- [What is expected]
Extract the lines from the one containing "- outlier-point: [277, 60, 285, 68]" through the one containing "- significance-bracket: [280, 18, 528, 30]", inclusive, and repeat them without any changes.

(Region annotation records)
......

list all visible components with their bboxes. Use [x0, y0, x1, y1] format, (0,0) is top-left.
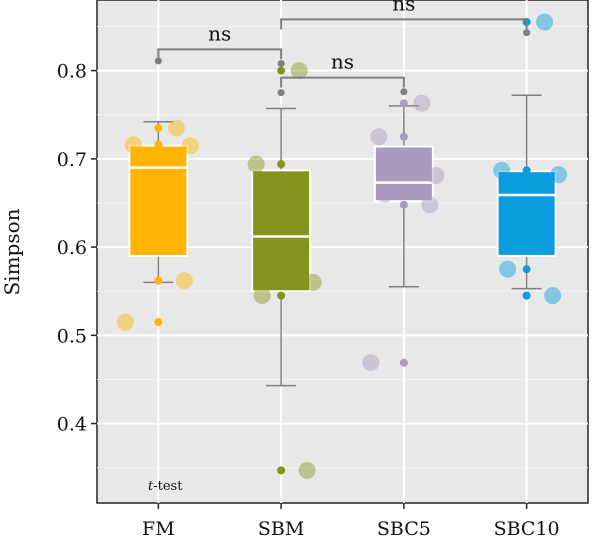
- outlier-point: [277, 60, 285, 68]
- jitter-point: [124, 136, 142, 154]
- data-point: [277, 160, 286, 169]
- data-point: [154, 141, 163, 150]
- data-point: [154, 276, 163, 285]
- data-point: [399, 99, 408, 108]
- data-point: [399, 200, 408, 209]
- jitter-point: [304, 273, 322, 291]
- jitter-point: [290, 62, 308, 80]
- data-point: [154, 179, 163, 188]
- x-tick-label: SBM: [258, 518, 304, 540]
- jitter-point: [370, 128, 388, 146]
- box-sbc10: [496, 170, 557, 257]
- jitter-point: [362, 354, 380, 372]
- plot-marks: ns ns ns: [116, 0, 568, 479]
- y-tick-label: 0.4: [57, 414, 87, 436]
- significance-label: ns: [392, 0, 415, 15]
- jitter-point: [116, 313, 134, 331]
- jitter-point: [493, 161, 511, 179]
- data-point: [277, 291, 286, 300]
- significance-bracket: [280, 18, 528, 30]
- outlier-point: [400, 88, 408, 96]
- data-point: [277, 278, 286, 287]
- outlier-point: [154, 57, 162, 65]
- x-tick-label: FM: [142, 518, 175, 540]
- outlier-point: [277, 89, 285, 97]
- x-tick-label: SBC10: [494, 518, 560, 540]
- data-point: [522, 170, 531, 179]
- data-point: [277, 466, 286, 475]
- jitter-point: [499, 260, 517, 278]
- jitter-point: [427, 167, 445, 185]
- y-tick-label: 0.8: [57, 61, 87, 83]
- jitter-point: [253, 287, 271, 305]
- jitter-point: [421, 196, 439, 214]
- y-tick-label: 0.5: [57, 325, 87, 347]
- jitter-point: [247, 155, 265, 173]
- x-tick-label: SBC5: [377, 518, 431, 540]
- data-point: [522, 265, 531, 274]
- significance-bracket: [280, 76, 405, 88]
- box-fm: [128, 144, 189, 257]
- data-point: [399, 190, 408, 199]
- jitter-point: [298, 461, 316, 479]
- jitter-point: [167, 119, 185, 137]
- jitter-point: [413, 94, 431, 112]
- jitter-point: [175, 272, 193, 290]
- jitter-point: [376, 185, 394, 203]
- significance-label: ns: [331, 50, 354, 74]
- jitter-point: [544, 287, 562, 305]
- data-point: [399, 358, 408, 367]
- data-point: [154, 318, 163, 327]
- data-point: [522, 291, 531, 300]
- significance-bracket: [157, 48, 283, 60]
- box-sbm: [251, 169, 312, 293]
- jitter-point: [536, 13, 554, 31]
- axes: 0.4 0.5 0.6 0.7 0.8 FM SBM SBC5 SBC10: [57, 61, 560, 540]
- y-tick-label: 0.6: [57, 237, 87, 259]
- data-point: [154, 123, 163, 132]
- jitter-point: [550, 166, 568, 184]
- data-point: [399, 171, 408, 180]
- data-point: [277, 66, 286, 75]
- test-label: t-test: [148, 479, 183, 494]
- data-point: [399, 132, 408, 141]
- y-tick-label: 0.7: [57, 149, 87, 171]
- significance-label: ns: [208, 21, 231, 45]
- jitter-point: [181, 137, 199, 155]
- jitter-point: [130, 175, 148, 193]
- outlier-point: [523, 29, 531, 37]
- y-axis-title: Simpson: [0, 208, 24, 295]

......

- [Complete output]
- outlier-point: [277, 60, 285, 68]
- jitter-point: [124, 136, 142, 154]
- data-point: [277, 160, 286, 169]
- data-point: [154, 141, 163, 150]
- data-point: [154, 276, 163, 285]
- data-point: [399, 99, 408, 108]
- data-point: [399, 200, 408, 209]
- jitter-point: [304, 273, 322, 291]
- jitter-point: [290, 62, 308, 80]
- data-point: [154, 179, 163, 188]
- x-tick-label: SBM: [258, 518, 304, 540]
- jitter-point: [370, 128, 388, 146]
- box-sbc10: [496, 170, 557, 257]
- jitter-point: [362, 354, 380, 372]
- plot-marks: ns ns ns: [116, 0, 568, 479]
- y-tick-label: 0.4: [57, 414, 87, 436]
- significance-label: ns: [392, 0, 415, 15]
- jitter-point: [116, 313, 134, 331]
- jitter-point: [493, 161, 511, 179]
- data-point: [277, 291, 286, 300]
- significance-bracket: [280, 18, 528, 30]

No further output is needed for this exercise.